Copy the listing below in full and skip every picture.

** START OF Recorded information **

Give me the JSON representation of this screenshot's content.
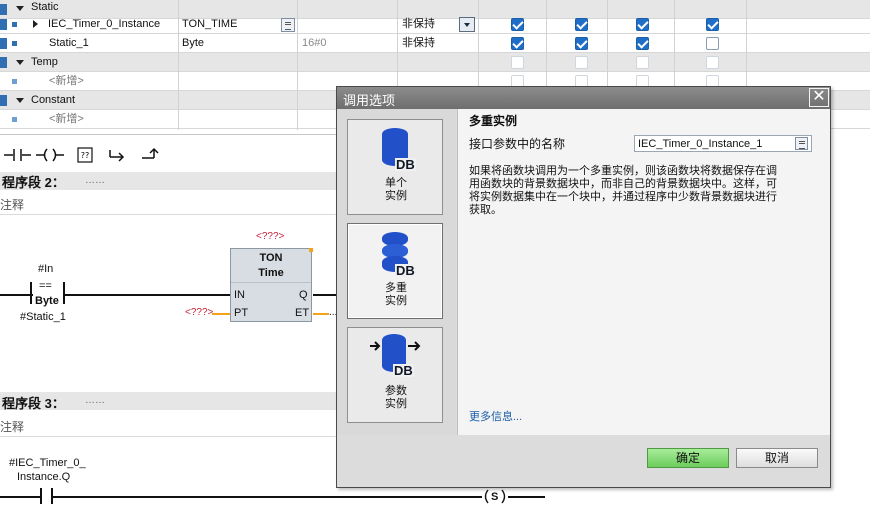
{
  "interface_table": {
    "rows": [
      {
        "name": "Static"
      },
      {
        "name": "IEC_Timer_0_Instance",
        "type": "TON_TIME",
        "retain": "非保持",
        "checks": [
          true,
          true,
          true,
          true
        ]
      },
      {
        "name": "Static_1",
        "type": "Byte",
        "default": "16#0",
        "retain": "非保持",
        "checks": [
          true,
          true,
          true,
          false
        ]
      },
      {
        "name": "Temp"
      },
      {
        "name": "<新增>"
      },
      {
        "name": "Constant"
      },
      {
        "name": "<新增>"
      }
    ]
  },
  "network2": {
    "title": "程序段 2：",
    "dots": "……",
    "comment": "注释",
    "contact_operand_top": "#In",
    "contact_op": "==",
    "contact_type": "Byte",
    "contact_operand_bottom": "#Static_1",
    "ton_instance": "<???>",
    "ton_name": "TON",
    "ton_type": "Time",
    "pin_in": "IN",
    "pin_pt": "PT",
    "pin_q": "Q",
    "pin_et": "ET",
    "pt_value": "<???>",
    "et_value": "..."
  },
  "network3": {
    "title": "程序段 3：",
    "dots": "……",
    "comment": "注释",
    "contact_operand_line1": "#IEC_Timer_0_",
    "contact_operand_line2": "Instance.Q",
    "coil_label": "S"
  },
  "dialog": {
    "title": "调用选项",
    "close": "✕",
    "options": [
      {
        "line1": "单个",
        "line2": "实例",
        "icon": "single-instance-db-icon",
        "db_text": "DB"
      },
      {
        "line1": "多重",
        "line2": "实例",
        "icon": "multi-instance-db-icon",
        "db_text": "DB"
      },
      {
        "line1": "参数",
        "line2": "实例",
        "icon": "parameter-instance-db-icon",
        "db_text": "DB"
      }
    ],
    "heading": "多重实例",
    "field_label": "接口参数中的名称",
    "field_value": "IEC_Timer_0_Instance_1",
    "description_lines": [
      "如果将函数块调用为一个多重实例，则该函数块将数据保存在调",
      "用函数块的背景数据块中，而非自己的背景数据块中。这样，可",
      "将实例数据集中在一个块中，并通过程序中少数背景数据块进行",
      "获取。"
    ],
    "more_info": "更多信息...",
    "ok": "确定",
    "cancel": "取消"
  },
  "colors": {
    "accent_blue": "#1f6fc9",
    "ok_green": "#6ccd5b",
    "db_blue": "#2150c9",
    "link_blue": "#1a5ea8",
    "placeholder_red": "#c8223b"
  }
}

** END OF Recorded information **

## Response for this exercise
Give me the JSON representation of this screenshot's content.
{
  "interface_table": {
    "rows": [
      {
        "name": "Static"
      },
      {
        "name": "IEC_Timer_0_Instance",
        "type": "TON_TIME",
        "retain": "非保持",
        "checks": [
          true,
          true,
          true,
          true
        ]
      },
      {
        "name": "Static_1",
        "type": "Byte",
        "default": "16#0",
        "retain": "非保持",
        "checks": [
          true,
          true,
          true,
          false
        ]
      },
      {
        "name": "Temp"
      },
      {
        "name": "<新增>"
      },
      {
        "name": "Constant"
      },
      {
        "name": "<新增>"
      }
    ]
  },
  "network2": {
    "title": "程序段 2：",
    "dots": "……",
    "comment": "注释",
    "contact_operand_top": "#In",
    "contact_op": "==",
    "contact_type": "Byte",
    "contact_operand_bottom": "#Static_1",
    "ton_instance": "<???>",
    "ton_name": "TON",
    "ton_type": "Time",
    "pin_in": "IN",
    "pin_pt": "PT",
    "pin_q": "Q",
    "pin_et": "ET",
    "pt_value": "<???>",
    "et_value": "..."
  },
  "network3": {
    "title": "程序段 3：",
    "dots": "……",
    "comment": "注释",
    "contact_operand_line1": "#IEC_Timer_0_",
    "contact_operand_line2": "Instance.Q",
    "coil_label": "S"
  },
  "dialog": {
    "title": "调用选项",
    "close": "✕",
    "options": [
      {
        "line1": "单个",
        "line2": "实例",
        "icon": "single-instance-db-icon",
        "db_text": "DB"
      },
      {
        "line1": "多重",
        "line2": "实例",
        "icon": "multi-instance-db-icon",
        "db_text": "DB"
      },
      {
        "line1": "参数",
        "line2": "实例",
        "icon": "parameter-instance-db-icon",
        "db_text": "DB"
      }
    ],
    "heading": "多重实例",
    "field_label": "接口参数中的名称",
    "field_value": "IEC_Timer_0_Instance_1",
    "description_lines": [
      "如果将函数块调用为一个多重实例，则该函数块将数据保存在调",
      "用函数块的背景数据块中，而非自己的背景数据块中。这样，可",
      "将实例数据集中在一个块中，并通过程序中少数背景数据块进行",
      "获取。"
    ],
    "more_info": "更多信息...",
    "ok": "确定",
    "cancel": "取消"
  },
  "colors": {
    "accent_blue": "#1f6fc9",
    "ok_green": "#6ccd5b",
    "db_blue": "#2150c9",
    "link_blue": "#1a5ea8",
    "placeholder_red": "#c8223b"
  }
}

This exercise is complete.